Requirement:
Check each line of the material below, and copy it if it holds the string "available".

Extracted records:
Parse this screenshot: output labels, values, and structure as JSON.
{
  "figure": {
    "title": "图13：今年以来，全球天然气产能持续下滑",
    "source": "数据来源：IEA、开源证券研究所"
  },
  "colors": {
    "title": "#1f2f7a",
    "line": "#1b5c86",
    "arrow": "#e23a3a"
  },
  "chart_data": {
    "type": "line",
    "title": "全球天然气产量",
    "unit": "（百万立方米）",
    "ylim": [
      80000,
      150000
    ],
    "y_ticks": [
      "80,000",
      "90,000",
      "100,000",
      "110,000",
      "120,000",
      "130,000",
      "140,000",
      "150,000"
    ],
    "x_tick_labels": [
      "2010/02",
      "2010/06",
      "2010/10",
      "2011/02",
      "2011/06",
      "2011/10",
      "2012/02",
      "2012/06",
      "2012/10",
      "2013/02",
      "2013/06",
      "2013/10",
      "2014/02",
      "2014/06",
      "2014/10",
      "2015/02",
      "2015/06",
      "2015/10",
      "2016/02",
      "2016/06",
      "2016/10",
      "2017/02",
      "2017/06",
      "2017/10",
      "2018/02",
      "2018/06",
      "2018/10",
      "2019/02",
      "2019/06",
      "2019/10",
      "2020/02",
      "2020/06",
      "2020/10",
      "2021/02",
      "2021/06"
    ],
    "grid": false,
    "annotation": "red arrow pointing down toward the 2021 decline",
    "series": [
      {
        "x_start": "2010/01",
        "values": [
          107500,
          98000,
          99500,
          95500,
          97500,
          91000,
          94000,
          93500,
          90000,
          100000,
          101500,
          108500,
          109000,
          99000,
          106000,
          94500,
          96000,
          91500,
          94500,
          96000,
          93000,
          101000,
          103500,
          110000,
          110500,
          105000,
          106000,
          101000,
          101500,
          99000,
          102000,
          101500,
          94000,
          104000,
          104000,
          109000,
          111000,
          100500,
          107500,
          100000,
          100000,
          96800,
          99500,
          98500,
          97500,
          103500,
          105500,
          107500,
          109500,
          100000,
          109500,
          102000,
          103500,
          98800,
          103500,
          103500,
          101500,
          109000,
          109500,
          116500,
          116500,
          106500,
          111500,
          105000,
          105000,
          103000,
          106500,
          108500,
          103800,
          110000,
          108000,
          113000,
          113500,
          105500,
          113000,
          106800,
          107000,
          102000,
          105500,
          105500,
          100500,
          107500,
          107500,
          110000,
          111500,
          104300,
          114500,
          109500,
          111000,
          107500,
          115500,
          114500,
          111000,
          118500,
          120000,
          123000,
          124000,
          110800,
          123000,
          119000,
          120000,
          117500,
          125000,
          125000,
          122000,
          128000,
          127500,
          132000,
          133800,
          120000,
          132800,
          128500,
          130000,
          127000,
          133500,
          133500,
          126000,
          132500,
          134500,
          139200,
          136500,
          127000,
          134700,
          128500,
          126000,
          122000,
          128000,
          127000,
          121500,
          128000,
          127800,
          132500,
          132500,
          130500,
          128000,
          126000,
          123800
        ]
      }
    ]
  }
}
* * *
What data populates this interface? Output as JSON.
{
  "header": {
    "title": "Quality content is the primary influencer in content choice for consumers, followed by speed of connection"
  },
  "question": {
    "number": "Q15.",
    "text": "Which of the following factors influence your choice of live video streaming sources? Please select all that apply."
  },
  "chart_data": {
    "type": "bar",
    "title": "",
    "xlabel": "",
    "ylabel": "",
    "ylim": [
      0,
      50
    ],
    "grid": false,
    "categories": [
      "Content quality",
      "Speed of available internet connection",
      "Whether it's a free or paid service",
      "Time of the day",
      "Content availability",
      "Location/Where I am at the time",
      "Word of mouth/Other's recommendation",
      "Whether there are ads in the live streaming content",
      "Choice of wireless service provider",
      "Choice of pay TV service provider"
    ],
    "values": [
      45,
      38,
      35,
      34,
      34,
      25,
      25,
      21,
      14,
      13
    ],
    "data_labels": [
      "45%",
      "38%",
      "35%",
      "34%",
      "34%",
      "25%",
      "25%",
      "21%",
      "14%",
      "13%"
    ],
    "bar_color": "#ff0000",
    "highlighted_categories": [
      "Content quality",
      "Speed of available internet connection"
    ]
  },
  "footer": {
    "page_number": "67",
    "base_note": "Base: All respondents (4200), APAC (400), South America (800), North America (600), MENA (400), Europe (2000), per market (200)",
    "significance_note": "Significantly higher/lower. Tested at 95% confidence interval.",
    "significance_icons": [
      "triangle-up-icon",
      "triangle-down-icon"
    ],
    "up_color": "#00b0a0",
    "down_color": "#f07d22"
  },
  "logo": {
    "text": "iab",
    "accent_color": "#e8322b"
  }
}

Solution for this task:
      "Speed of available internet connection",
      "Speed of available internet connection"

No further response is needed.